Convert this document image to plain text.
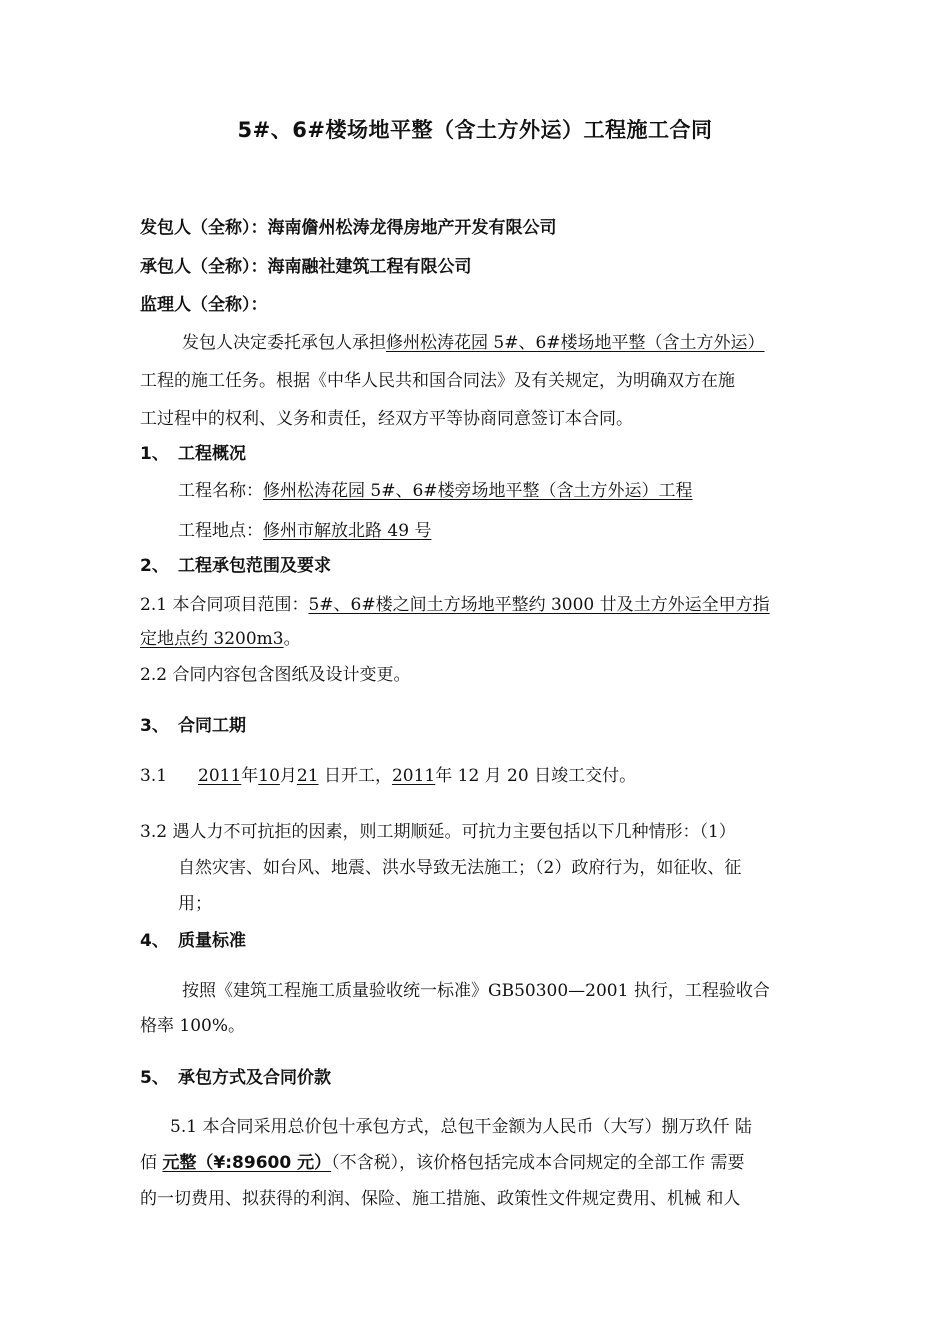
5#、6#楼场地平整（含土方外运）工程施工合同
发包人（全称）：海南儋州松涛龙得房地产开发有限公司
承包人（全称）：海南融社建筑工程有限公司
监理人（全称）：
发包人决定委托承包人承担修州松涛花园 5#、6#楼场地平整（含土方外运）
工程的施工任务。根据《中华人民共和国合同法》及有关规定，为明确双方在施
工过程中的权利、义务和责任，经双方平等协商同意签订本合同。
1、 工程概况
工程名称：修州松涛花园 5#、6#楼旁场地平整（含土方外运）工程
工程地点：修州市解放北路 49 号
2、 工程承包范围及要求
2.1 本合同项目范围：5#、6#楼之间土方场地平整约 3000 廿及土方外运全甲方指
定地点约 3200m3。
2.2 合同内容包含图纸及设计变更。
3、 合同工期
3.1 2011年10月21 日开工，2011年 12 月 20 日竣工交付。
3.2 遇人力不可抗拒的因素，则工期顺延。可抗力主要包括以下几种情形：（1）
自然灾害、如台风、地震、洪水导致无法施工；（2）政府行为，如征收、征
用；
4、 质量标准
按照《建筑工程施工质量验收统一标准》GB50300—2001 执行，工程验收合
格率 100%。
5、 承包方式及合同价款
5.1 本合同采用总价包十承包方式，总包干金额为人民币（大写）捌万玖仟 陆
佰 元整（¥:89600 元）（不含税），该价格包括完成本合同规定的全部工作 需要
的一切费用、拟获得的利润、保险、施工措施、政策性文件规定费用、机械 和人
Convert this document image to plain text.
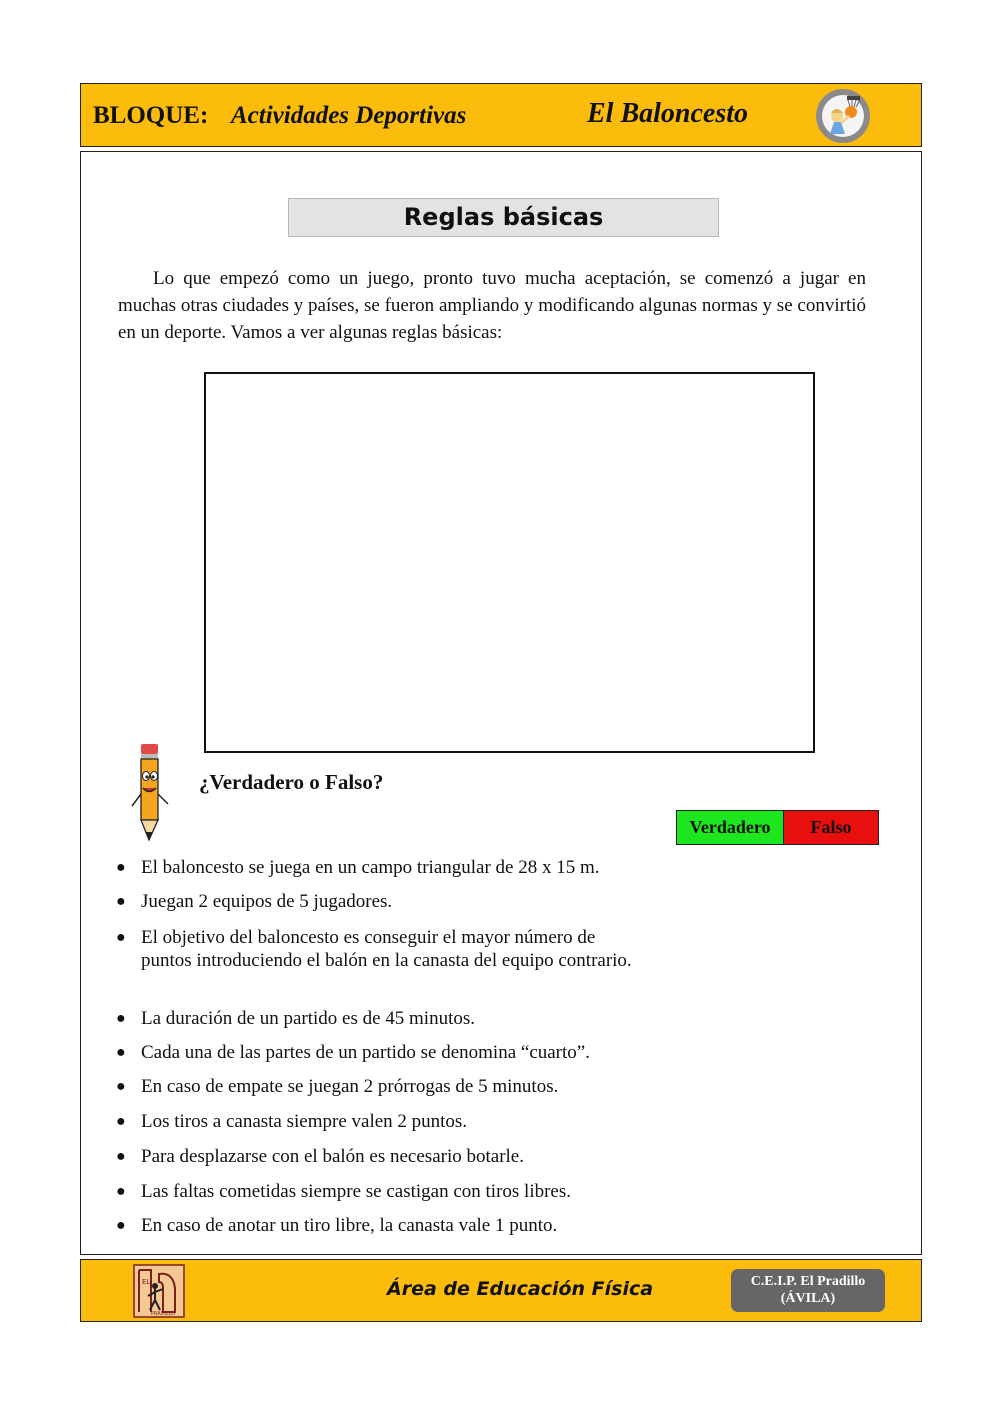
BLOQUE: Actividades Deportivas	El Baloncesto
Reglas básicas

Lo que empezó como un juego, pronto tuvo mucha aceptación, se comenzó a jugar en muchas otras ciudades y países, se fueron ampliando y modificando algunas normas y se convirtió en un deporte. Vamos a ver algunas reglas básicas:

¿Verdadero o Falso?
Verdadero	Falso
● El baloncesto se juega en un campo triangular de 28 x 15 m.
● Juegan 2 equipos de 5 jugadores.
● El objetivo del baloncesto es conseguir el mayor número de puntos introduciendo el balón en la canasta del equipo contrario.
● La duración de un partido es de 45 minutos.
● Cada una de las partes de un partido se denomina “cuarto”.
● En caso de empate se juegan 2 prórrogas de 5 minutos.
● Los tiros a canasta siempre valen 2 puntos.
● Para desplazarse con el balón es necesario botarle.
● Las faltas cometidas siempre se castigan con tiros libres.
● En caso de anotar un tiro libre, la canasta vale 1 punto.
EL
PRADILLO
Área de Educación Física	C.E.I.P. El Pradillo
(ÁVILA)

## [Work required]
Tally the lines in this data that hold the word "caso" and state only the count.

## [Result]
2